Copy out each line of the data that holds the word "JSON".
-- Start of Entries supplied --
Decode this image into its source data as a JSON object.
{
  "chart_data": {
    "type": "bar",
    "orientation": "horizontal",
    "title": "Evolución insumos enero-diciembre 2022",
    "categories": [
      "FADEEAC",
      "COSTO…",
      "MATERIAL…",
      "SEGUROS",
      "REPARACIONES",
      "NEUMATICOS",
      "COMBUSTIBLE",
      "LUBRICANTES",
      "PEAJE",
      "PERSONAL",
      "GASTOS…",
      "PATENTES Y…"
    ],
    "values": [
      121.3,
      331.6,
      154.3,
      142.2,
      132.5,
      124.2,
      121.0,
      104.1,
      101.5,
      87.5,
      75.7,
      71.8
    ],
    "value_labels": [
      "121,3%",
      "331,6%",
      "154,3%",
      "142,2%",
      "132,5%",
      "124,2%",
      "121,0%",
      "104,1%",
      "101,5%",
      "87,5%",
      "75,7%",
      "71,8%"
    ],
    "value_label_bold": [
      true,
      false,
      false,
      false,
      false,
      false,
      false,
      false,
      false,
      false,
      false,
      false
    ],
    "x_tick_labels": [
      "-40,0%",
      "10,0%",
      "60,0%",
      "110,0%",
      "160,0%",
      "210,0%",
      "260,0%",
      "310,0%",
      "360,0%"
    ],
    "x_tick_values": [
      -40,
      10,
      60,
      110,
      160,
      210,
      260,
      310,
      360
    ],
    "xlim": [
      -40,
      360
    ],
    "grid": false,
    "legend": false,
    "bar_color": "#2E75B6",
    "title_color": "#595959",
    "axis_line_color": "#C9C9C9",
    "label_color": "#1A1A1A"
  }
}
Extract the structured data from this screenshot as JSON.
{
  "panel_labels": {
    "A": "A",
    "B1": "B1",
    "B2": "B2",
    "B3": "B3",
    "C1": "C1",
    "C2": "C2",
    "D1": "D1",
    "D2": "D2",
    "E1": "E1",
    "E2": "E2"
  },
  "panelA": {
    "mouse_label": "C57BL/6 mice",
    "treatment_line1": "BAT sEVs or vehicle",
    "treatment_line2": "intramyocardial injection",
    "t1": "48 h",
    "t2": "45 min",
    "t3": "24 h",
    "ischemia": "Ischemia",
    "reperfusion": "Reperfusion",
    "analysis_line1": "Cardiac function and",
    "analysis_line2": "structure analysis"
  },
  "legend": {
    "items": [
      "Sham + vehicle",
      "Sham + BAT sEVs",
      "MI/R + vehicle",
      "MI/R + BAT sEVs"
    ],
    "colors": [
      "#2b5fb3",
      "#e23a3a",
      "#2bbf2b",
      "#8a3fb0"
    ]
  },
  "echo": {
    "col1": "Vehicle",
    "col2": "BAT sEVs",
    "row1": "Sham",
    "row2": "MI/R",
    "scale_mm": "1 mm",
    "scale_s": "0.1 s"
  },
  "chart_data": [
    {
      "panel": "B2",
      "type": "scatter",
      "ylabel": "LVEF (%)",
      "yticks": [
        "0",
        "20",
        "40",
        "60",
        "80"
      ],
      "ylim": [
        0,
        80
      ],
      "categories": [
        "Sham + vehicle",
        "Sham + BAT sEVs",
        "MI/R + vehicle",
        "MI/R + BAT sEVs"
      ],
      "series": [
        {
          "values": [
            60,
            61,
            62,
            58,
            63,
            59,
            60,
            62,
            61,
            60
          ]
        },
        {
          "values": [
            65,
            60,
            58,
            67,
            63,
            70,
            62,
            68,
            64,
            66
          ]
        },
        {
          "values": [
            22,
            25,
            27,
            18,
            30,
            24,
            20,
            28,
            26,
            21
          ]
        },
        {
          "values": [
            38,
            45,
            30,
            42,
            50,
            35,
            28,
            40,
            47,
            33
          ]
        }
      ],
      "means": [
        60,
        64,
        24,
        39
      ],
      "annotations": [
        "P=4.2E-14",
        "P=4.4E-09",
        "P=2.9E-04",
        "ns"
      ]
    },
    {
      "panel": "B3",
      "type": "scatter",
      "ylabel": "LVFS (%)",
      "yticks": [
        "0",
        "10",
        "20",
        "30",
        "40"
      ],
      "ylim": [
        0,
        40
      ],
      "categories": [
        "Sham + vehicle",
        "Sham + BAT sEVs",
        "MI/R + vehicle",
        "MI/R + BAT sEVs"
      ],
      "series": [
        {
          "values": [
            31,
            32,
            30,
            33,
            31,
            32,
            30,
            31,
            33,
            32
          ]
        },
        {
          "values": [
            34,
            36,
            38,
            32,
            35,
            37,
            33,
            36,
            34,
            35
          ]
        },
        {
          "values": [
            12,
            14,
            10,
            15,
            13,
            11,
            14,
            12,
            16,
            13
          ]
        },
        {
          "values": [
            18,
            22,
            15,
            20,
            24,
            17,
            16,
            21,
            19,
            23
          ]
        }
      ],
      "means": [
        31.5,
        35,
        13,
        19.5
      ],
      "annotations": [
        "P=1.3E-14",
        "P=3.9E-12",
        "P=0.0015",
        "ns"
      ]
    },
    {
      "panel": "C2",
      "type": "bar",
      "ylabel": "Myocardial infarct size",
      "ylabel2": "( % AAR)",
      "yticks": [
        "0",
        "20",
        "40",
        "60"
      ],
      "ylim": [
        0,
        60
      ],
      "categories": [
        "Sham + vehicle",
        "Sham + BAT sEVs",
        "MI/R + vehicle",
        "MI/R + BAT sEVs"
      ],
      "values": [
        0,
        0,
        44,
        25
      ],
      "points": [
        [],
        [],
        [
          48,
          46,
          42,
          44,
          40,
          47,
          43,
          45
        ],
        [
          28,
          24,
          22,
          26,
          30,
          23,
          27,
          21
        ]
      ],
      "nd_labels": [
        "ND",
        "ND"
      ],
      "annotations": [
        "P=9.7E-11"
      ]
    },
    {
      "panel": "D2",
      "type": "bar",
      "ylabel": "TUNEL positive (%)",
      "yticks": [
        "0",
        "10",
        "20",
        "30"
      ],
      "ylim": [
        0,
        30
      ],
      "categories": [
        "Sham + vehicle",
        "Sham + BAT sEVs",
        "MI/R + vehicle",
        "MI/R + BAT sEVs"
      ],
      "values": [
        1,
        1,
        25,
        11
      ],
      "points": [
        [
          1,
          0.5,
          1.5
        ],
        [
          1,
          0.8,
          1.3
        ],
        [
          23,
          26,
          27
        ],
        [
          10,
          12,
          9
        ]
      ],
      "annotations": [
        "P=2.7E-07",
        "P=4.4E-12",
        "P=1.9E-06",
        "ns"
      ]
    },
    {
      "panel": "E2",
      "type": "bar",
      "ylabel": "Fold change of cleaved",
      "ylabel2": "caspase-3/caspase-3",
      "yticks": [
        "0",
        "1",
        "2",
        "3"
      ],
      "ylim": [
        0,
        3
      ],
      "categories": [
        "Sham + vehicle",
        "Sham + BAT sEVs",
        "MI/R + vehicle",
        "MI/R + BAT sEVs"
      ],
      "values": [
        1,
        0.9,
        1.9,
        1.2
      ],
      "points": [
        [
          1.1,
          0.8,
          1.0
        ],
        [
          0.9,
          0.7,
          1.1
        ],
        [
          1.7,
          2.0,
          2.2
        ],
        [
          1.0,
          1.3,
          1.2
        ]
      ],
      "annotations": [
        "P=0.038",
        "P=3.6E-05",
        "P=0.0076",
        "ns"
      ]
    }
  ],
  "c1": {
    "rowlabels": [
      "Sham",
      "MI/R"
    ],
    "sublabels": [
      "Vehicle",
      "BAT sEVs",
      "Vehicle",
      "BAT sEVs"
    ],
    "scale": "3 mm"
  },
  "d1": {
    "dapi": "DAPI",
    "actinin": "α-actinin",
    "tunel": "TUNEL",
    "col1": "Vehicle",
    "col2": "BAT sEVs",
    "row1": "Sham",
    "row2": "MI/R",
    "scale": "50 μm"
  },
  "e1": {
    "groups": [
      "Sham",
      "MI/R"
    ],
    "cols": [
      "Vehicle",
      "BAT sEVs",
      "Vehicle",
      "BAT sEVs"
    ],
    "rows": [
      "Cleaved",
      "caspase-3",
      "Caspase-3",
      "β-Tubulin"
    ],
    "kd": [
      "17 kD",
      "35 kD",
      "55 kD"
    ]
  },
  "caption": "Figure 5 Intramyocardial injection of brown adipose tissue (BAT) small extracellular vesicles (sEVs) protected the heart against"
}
-- End of Entries supplied --
* Right answer *
Decode this image into its source data as a JSON object.
Extract the structured data from this screenshot as JSON.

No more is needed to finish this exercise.